**Written exercise:** State how many lines hold the word "JSON", with no other words.

**Provided records:**
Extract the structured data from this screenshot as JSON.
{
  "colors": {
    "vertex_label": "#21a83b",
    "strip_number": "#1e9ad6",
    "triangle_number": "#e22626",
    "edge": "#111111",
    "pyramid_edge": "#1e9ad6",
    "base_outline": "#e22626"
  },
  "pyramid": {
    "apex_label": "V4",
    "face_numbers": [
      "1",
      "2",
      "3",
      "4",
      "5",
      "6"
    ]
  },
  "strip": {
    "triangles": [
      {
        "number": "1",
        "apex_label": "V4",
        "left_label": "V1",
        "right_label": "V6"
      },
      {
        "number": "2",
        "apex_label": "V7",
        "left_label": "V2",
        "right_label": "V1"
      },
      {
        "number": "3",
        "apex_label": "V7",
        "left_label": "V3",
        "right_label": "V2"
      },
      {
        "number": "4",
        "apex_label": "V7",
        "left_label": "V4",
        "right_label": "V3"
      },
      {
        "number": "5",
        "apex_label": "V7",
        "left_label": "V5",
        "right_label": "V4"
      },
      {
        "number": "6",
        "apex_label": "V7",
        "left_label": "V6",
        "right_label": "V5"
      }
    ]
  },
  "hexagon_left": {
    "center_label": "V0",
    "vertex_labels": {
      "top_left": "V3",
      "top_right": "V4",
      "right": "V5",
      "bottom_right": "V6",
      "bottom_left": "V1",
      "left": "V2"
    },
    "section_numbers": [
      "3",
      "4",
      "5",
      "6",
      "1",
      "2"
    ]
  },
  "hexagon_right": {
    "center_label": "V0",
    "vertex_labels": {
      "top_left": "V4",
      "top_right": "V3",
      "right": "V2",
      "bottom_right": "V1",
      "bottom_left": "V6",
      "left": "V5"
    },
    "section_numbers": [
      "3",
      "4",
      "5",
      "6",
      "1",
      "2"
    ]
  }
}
==
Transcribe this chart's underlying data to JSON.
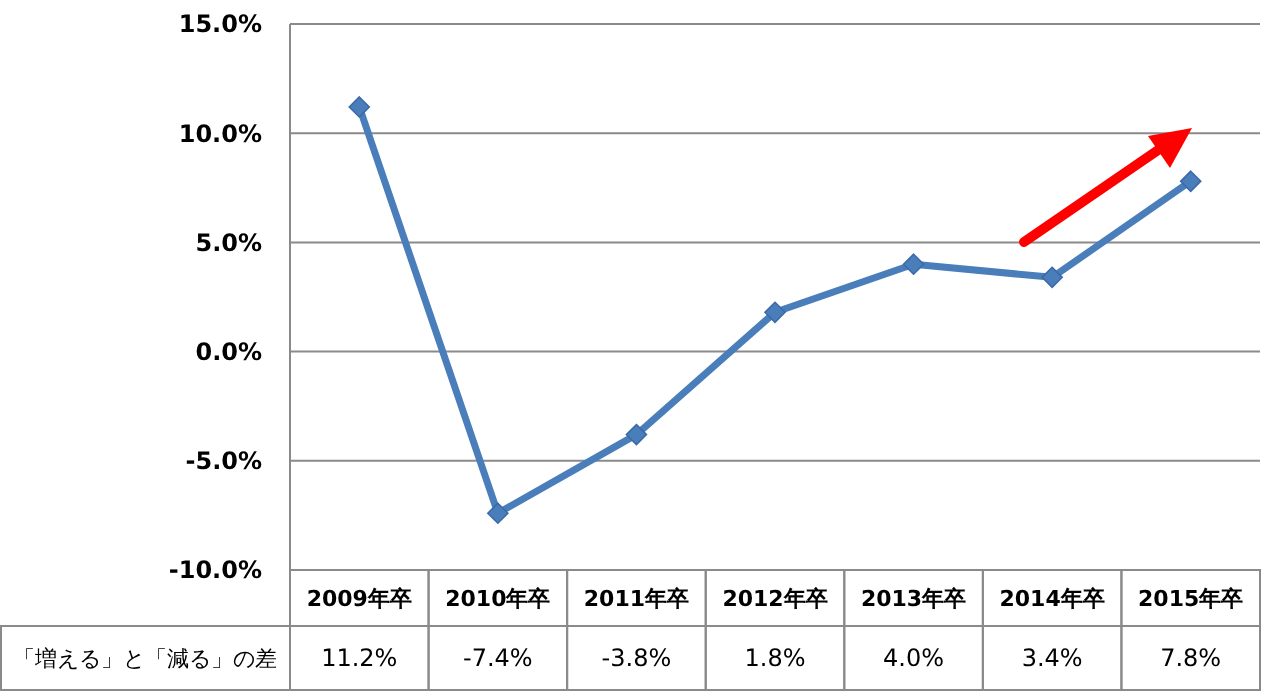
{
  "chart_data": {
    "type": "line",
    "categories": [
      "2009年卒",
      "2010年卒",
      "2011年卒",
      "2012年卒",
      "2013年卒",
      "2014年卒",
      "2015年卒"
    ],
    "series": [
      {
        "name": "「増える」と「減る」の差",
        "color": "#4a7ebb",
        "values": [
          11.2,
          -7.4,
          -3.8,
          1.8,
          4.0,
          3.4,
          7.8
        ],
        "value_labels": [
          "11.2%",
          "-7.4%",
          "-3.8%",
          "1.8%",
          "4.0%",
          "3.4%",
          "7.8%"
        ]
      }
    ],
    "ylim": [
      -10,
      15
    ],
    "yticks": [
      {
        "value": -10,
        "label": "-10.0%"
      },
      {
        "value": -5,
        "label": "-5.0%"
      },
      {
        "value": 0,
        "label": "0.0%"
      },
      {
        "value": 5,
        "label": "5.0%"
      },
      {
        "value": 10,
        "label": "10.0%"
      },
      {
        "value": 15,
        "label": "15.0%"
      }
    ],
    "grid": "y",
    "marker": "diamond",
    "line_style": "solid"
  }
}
--
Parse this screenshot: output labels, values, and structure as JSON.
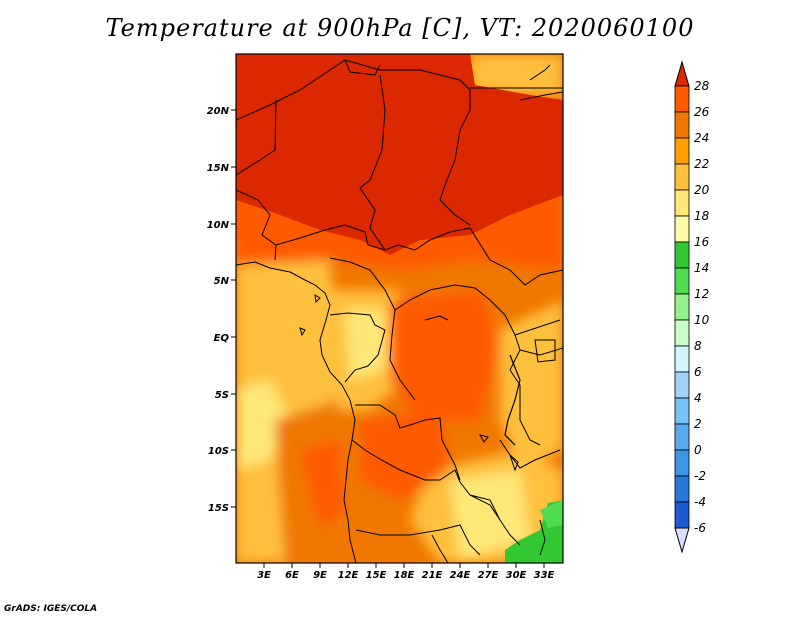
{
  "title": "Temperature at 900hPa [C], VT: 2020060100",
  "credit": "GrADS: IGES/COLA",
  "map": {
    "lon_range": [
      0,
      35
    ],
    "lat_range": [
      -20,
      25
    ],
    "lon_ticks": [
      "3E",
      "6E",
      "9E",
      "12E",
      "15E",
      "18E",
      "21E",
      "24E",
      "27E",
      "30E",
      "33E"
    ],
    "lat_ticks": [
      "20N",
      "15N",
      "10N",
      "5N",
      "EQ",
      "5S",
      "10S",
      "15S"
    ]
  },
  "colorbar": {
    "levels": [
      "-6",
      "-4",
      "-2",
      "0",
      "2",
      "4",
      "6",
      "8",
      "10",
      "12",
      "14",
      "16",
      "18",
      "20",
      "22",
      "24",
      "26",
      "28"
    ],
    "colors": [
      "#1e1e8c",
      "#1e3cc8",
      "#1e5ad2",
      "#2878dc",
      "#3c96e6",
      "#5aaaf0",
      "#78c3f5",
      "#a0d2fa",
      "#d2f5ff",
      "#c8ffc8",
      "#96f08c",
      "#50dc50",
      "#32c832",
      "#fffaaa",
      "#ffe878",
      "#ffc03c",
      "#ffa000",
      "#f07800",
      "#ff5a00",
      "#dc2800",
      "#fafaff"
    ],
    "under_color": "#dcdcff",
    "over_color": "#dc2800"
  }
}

**Expected answer:** 3